> [Instructions for the task]: Copy each line of the listing below exactly.
— begin Dataset records —
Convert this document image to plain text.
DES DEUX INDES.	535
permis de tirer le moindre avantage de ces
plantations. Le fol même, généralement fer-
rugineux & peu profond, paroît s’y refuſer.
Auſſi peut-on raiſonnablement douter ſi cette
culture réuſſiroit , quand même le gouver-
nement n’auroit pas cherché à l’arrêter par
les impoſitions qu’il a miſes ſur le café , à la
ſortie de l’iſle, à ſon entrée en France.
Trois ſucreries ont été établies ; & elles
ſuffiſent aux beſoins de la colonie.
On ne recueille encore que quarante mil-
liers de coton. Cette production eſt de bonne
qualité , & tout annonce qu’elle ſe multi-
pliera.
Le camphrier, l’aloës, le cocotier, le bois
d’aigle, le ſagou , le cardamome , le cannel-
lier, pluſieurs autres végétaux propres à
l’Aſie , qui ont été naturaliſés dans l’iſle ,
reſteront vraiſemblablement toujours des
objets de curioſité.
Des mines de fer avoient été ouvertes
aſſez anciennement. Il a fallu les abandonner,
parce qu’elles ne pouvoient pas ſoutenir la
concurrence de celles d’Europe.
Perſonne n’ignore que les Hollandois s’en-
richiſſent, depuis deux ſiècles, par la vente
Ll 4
— end Dataset records —
> [The solution]:
Convert this document image to plain text.
DES DEUX INDES.	535
permis de tirer le moindre avantage de ces
plantations. Le fol même, généralement fer-
rugineux & peu profond, paroît s’y refuſer.
Auſſi peut-on raiſonnablement douter ſi cette
culture réuſſiroit , quand même le gouver-
nement n’auroit pas cherché à l’arrêter par
les impoſitions qu’il a miſes ſur le café , à la
ſortie de l’iſle, à ſon entrée en France.
Trois ſucreries ont été établies ; & elles
ſuffiſent aux beſoins de la colonie.
On ne recueille encore que quarante mil-
liers de coton. Cette production eſt de bonne
qualité , & tout annonce qu’elle ſe multi-
pliera.
Le camphrier, l’aloës, le cocotier, le bois
d’aigle, le ſagou , le cardamome , le cannel-
lier, pluſieurs autres végétaux propres à
l’Aſie , qui ont été naturaliſés dans l’iſle ,
reſteront vraiſemblablement toujours des
objets de curioſité.
Des mines de fer avoient été ouvertes
aſſez anciennement. Il a fallu les abandonner,
parce qu’elles ne pouvoient pas ſoutenir la
concurrence de celles d’Europe.
Perſonne n’ignore que les Hollandois s’en-
richiſſent, depuis deux ſiècles, par la vente
Ll 4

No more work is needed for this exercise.